## Records from a collection of figures
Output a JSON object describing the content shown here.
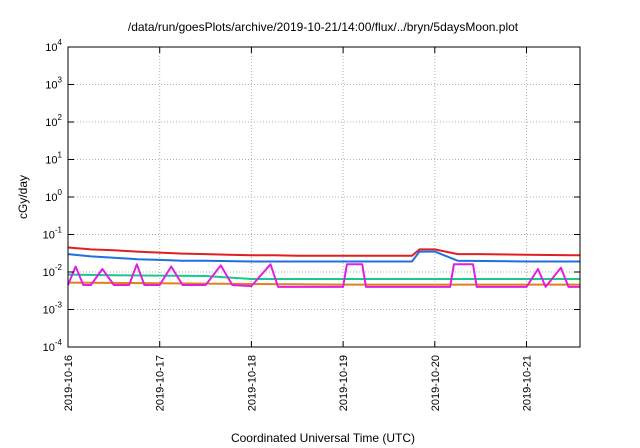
{
  "chart_data": {
    "type": "line",
    "title": "/data/run/goesPlots/archive/2019-10-21/14:00/flux/../bryn/5daysMoon.plot",
    "xlabel": "Coordinated Universal Time (UTC)",
    "ylabel": "cGy/day",
    "y_scale": "log",
    "ylim": [
      0.0001,
      10000
    ],
    "xlim": [
      "2019-10-16",
      "2019-10-21T14:00"
    ],
    "grid": true,
    "x_ticks": [
      "2019-10-16",
      "2019-10-17",
      "2019-10-18",
      "2019-10-19",
      "2019-10-20",
      "2019-10-21"
    ],
    "y_ticks": [
      {
        "value": 0.0001,
        "base": "10",
        "exp": "-4"
      },
      {
        "value": 0.001,
        "base": "10",
        "exp": "-3"
      },
      {
        "value": 0.01,
        "base": "10",
        "exp": "-2"
      },
      {
        "value": 0.1,
        "base": "10",
        "exp": "-1"
      },
      {
        "value": 1,
        "base": "10",
        "exp": "0"
      },
      {
        "value": 10,
        "base": "10",
        "exp": "1"
      },
      {
        "value": 100,
        "base": "10",
        "exp": "2"
      },
      {
        "value": 1000,
        "base": "10",
        "exp": "3"
      },
      {
        "value": 10000,
        "base": "10",
        "exp": "4"
      }
    ],
    "series": [
      {
        "color": "#e02020",
        "points": [
          [
            "2019-10-16T00:00",
            0.045
          ],
          [
            "2019-10-16T06:00",
            0.04
          ],
          [
            "2019-10-16T12:00",
            0.038
          ],
          [
            "2019-10-16T18:00",
            0.035
          ],
          [
            "2019-10-17T00:00",
            0.033
          ],
          [
            "2019-10-17T06:00",
            0.031
          ],
          [
            "2019-10-17T12:00",
            0.03
          ],
          [
            "2019-10-17T18:00",
            0.029
          ],
          [
            "2019-10-18T00:00",
            0.028
          ],
          [
            "2019-10-18T06:00",
            0.028
          ],
          [
            "2019-10-18T12:00",
            0.027
          ],
          [
            "2019-10-19T00:00",
            0.027
          ],
          [
            "2019-10-19T12:00",
            0.027
          ],
          [
            "2019-10-19T18:00",
            0.027
          ],
          [
            "2019-10-19T20:00",
            0.04
          ],
          [
            "2019-10-20T00:00",
            0.04
          ],
          [
            "2019-10-20T06:00",
            0.03
          ],
          [
            "2019-10-20T12:00",
            0.03
          ],
          [
            "2019-10-21T00:00",
            0.029
          ],
          [
            "2019-10-21T12:00",
            0.028
          ],
          [
            "2019-10-21T14:00",
            0.028
          ]
        ]
      },
      {
        "color": "#1f6fe0",
        "points": [
          [
            "2019-10-16T00:00",
            0.03
          ],
          [
            "2019-10-16T06:00",
            0.026
          ],
          [
            "2019-10-16T12:00",
            0.024
          ],
          [
            "2019-10-16T18:00",
            0.022
          ],
          [
            "2019-10-17T00:00",
            0.021
          ],
          [
            "2019-10-17T06:00",
            0.02
          ],
          [
            "2019-10-17T12:00",
            0.02
          ],
          [
            "2019-10-18T00:00",
            0.019
          ],
          [
            "2019-10-18T12:00",
            0.019
          ],
          [
            "2019-10-19T00:00",
            0.019
          ],
          [
            "2019-10-19T12:00",
            0.019
          ],
          [
            "2019-10-19T18:00",
            0.019
          ],
          [
            "2019-10-19T20:00",
            0.035
          ],
          [
            "2019-10-20T00:00",
            0.035
          ],
          [
            "2019-10-20T06:00",
            0.02
          ],
          [
            "2019-10-21T00:00",
            0.019
          ],
          [
            "2019-10-21T14:00",
            0.019
          ]
        ]
      },
      {
        "color": "#18c890",
        "points": [
          [
            "2019-10-16T00:00",
            0.0085
          ],
          [
            "2019-10-16T12:00",
            0.0082
          ],
          [
            "2019-10-17T00:00",
            0.008
          ],
          [
            "2019-10-17T12:00",
            0.0078
          ],
          [
            "2019-10-18T00:00",
            0.0065
          ],
          [
            "2019-10-18T12:00",
            0.0065
          ],
          [
            "2019-10-19T00:00",
            0.0065
          ],
          [
            "2019-10-19T12:00",
            0.0065
          ],
          [
            "2019-10-20T00:00",
            0.0065
          ],
          [
            "2019-10-20T12:00",
            0.0065
          ],
          [
            "2019-10-21T00:00",
            0.0065
          ],
          [
            "2019-10-21T14:00",
            0.0065
          ]
        ]
      },
      {
        "color": "#e08020",
        "points": [
          [
            "2019-10-16T00:00",
            0.0052
          ],
          [
            "2019-10-17T00:00",
            0.005
          ],
          [
            "2019-10-18T00:00",
            0.0048
          ],
          [
            "2019-10-19T00:00",
            0.0046
          ],
          [
            "2019-10-20T00:00",
            0.0046
          ],
          [
            "2019-10-21T00:00",
            0.0046
          ],
          [
            "2019-10-21T14:00",
            0.0046
          ]
        ]
      },
      {
        "color": "#e020e0",
        "points": [
          [
            "2019-10-16T00:00",
            0.0045
          ],
          [
            "2019-10-16T02:00",
            0.014
          ],
          [
            "2019-10-16T04:00",
            0.0045
          ],
          [
            "2019-10-16T06:00",
            0.0045
          ],
          [
            "2019-10-16T09:00",
            0.012
          ],
          [
            "2019-10-16T12:00",
            0.0045
          ],
          [
            "2019-10-16T16:00",
            0.0045
          ],
          [
            "2019-10-16T18:00",
            0.016
          ],
          [
            "2019-10-16T20:00",
            0.0045
          ],
          [
            "2019-10-17T00:00",
            0.0045
          ],
          [
            "2019-10-17T03:00",
            0.014
          ],
          [
            "2019-10-17T06:00",
            0.0045
          ],
          [
            "2019-10-17T12:00",
            0.0045
          ],
          [
            "2019-10-17T16:00",
            0.015
          ],
          [
            "2019-10-17T19:00",
            0.0045
          ],
          [
            "2019-10-18T00:00",
            0.0042
          ],
          [
            "2019-10-18T05:00",
            0.016
          ],
          [
            "2019-10-18T07:00",
            0.004
          ],
          [
            "2019-10-18T12:00",
            0.004
          ],
          [
            "2019-10-19T00:00",
            0.004
          ],
          [
            "2019-10-19T01:00",
            0.016
          ],
          [
            "2019-10-19T05:00",
            0.016
          ],
          [
            "2019-10-19T06:00",
            0.004
          ],
          [
            "2019-10-19T12:00",
            0.004
          ],
          [
            "2019-10-20T00:00",
            0.004
          ],
          [
            "2019-10-20T04:00",
            0.004
          ],
          [
            "2019-10-20T05:00",
            0.016
          ],
          [
            "2019-10-20T10:00",
            0.016
          ],
          [
            "2019-10-20T11:00",
            0.004
          ],
          [
            "2019-10-20T20:00",
            0.004
          ],
          [
            "2019-10-21T00:00",
            0.004
          ],
          [
            "2019-10-21T03:00",
            0.012
          ],
          [
            "2019-10-21T05:00",
            0.004
          ],
          [
            "2019-10-21T09:00",
            0.013
          ],
          [
            "2019-10-21T11:00",
            0.004
          ],
          [
            "2019-10-21T14:00",
            0.004
          ]
        ]
      }
    ]
  }
}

## Direction
Go through the material above and copy each line that has the word "color".

## Result of this task
        "color": "#e02020",
        "color": "#1f6fe0",
        "color": "#18c890",
        "color": "#e08020",
        "color": "#e020e0",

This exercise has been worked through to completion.